» Texto de lectura
Durante mayo se desarrolló en la Casa Victoria Ocampo del Fondo Nacional de las Artes el ciclo La obsesión del espacio. Seis poetas expusieron sobre la relación entre su poesía y el territorio. Idas y Vueltas es la primera de esas conferencias.
por Daiana Henderson / fotografías de Fabricio Caiazza
Soy de Paraná, Entre Ríos, y vivo en Rosario, provincia de Santa Fe, desde hace ya 10 años. Durante toda esa década he hecho con una frecuencia de una vez por mes los 270 kilómetros que separan una ciudad de la otra en colectivo por la autopista, y en menor medida en auto por la ruta que pasa por Victoria y Diamante, con sus cuchillas psicodélicas.
Revisando cuadernos desordenados encuentro esta anotación:
“Saliendo de Paraná, si uno quiere insertarse en el trazado asfáltico que dirige hacia el centro del país, va a doblar hacia la derecha en la curva que coloquialmente se llama el rulo y, tomando velocidad como si estuvieran siendo centrifugados, los autos son expulsados y embocados en el agujero del túnel subfluvial, una cápsula de tiempo azuleajada color cremita que deja a los viajantes incomunicados, condena a los aparatos telefónicos a una inmediata obsolescencia convirtiéndolos en objetos lumínicos inservibles. Hacia el final, la luz aparece con intensidad. Estamos afuera del túnel y oficialmente fuera de Paraná. Pero ahora, si miramos a nuestra izquierda, sucede que ahí la vemos, desde la orilla de enfrente. Una consciencia que no puede tenerse desde dentro de la ciudad. Hay que atravesar el río por abajo ‒subfluvial‒, sumergirse y emerger para verla por fin emplazada, casi abalanzada sobre la orilla. Es que no tiene el miedo del resto de las ciudades orilleras porque la protege una respetable barranca. Y justo hoy la condensación del aire se llevó toda la bruma y el sol parece estático y sin movimiento, así que la ciudad tiene la apariencia de una maqueta realista sin vida o una experiencia en 3D en pausa. Hasta esa mancha de humo gris oscuro que desprende una fábrica en Bajada Grande (¿de ladrillo?) se desplaza con una lentitud imperceptible y aspira a confundirse con las nubes blancas. Calle, autopista, campo, ciudad, casa, rancho, edificio, antena, fábrica, nube, río, llanura, monte, cuchillas, cielo despejado, nubes, mañana, tarde, noche, luna, sol, estrellas, frío, calor, amanecer, atardecer, sol fuerte, tenue, débil, lluvia, llovizna, rocío, garúa, niebla, bruma, húmedo, seco. Todas las posibilidades para la construcción de un escenario climático resumida en cuatro líneas y media, ¿cómo alguien que escribe no va a pensar, de vez en cuando, que está escribiendo siempre el mismo poema?”
Alguna vez me vi tentada de calcular cuántas horas de mi vida he pasado suspendida en el tiempo en esa ruta, pero temo que el numero pueda asustarme, así que declino de hacer el cálculo.

» Extracto de datos
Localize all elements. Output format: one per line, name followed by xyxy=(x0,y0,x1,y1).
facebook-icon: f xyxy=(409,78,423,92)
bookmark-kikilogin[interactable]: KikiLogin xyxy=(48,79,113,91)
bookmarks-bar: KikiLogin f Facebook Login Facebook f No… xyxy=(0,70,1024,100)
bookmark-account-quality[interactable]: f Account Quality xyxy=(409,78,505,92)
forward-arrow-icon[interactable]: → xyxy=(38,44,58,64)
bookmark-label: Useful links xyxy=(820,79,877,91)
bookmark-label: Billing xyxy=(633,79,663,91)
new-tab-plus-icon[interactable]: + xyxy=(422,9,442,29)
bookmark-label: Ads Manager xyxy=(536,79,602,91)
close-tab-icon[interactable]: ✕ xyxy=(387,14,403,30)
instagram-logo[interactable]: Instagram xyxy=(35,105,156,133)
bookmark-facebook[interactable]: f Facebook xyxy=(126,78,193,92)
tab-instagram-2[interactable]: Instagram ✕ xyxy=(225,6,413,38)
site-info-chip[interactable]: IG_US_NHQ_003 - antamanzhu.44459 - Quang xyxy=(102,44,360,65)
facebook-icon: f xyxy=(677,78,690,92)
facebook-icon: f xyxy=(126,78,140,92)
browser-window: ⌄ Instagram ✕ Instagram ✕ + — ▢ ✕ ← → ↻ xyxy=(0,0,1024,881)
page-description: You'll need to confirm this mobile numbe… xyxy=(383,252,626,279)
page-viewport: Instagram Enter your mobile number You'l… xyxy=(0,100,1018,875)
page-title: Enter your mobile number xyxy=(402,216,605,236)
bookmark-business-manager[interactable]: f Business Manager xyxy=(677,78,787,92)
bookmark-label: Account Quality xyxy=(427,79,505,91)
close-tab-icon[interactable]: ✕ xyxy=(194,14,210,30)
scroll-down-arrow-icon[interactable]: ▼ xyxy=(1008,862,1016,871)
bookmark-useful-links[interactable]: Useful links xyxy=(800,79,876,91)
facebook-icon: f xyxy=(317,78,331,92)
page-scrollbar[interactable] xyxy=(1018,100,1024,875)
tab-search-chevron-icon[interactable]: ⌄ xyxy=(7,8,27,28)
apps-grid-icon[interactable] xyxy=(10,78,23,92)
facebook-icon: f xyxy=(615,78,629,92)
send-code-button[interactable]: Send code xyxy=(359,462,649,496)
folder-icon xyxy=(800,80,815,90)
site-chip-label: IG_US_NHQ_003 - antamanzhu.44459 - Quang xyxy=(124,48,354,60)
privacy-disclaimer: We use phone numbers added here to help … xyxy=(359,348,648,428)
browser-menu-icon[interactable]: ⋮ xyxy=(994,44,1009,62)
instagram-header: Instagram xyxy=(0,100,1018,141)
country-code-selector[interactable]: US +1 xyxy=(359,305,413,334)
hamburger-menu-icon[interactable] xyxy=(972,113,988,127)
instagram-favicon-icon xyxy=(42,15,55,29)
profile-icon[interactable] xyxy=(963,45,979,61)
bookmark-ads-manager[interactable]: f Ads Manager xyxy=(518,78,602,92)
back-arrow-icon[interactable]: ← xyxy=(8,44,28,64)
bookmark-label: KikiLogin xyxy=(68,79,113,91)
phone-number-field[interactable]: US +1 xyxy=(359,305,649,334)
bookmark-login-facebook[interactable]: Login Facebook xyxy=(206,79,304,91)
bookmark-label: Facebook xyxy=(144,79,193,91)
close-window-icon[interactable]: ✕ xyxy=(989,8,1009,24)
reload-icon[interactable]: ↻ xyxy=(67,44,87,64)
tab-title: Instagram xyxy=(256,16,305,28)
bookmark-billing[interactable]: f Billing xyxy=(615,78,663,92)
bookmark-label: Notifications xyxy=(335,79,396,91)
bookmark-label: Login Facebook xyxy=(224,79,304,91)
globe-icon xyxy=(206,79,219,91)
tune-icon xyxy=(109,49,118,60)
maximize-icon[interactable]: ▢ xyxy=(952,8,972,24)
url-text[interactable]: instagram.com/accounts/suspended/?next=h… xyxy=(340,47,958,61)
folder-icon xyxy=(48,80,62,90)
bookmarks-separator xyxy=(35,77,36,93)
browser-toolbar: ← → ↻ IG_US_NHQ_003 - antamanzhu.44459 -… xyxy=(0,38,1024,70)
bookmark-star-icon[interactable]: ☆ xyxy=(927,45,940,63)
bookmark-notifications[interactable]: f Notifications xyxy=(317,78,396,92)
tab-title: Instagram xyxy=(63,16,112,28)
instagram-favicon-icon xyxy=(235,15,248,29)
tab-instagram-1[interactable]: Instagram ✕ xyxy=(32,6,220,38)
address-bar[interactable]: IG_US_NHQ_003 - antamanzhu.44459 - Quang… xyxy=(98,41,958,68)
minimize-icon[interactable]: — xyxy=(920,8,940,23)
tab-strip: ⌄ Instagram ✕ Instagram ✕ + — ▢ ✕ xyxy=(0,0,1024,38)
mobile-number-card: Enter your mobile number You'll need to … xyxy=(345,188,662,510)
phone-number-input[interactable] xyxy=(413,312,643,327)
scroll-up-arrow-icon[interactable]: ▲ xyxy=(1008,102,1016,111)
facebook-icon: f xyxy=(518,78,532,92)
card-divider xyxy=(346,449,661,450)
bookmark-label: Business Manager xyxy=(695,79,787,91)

» Tarea requerida A
Transcribe sin cambios, del texto sobre los viajes entre Paraná y Rosario, el tramo que va desde "Alguna vez me" hasta "hacer el cálculo.".
» Tarea requerida B
Indica cuántos kilómetros separan las dos ciudades según el texto sobre los viajes entre Paraná y Rosario.

» Solución del ejercicio A
Alguna vez me vi tentada de calcular cuántas horas de mi vida he pasado suspendida en el tiempo en esa ruta, pero temo que el numero pueda asustarme, así que declino de hacer el cálculo.

» Solución del ejercicio B
Las separan 270 kilómetros.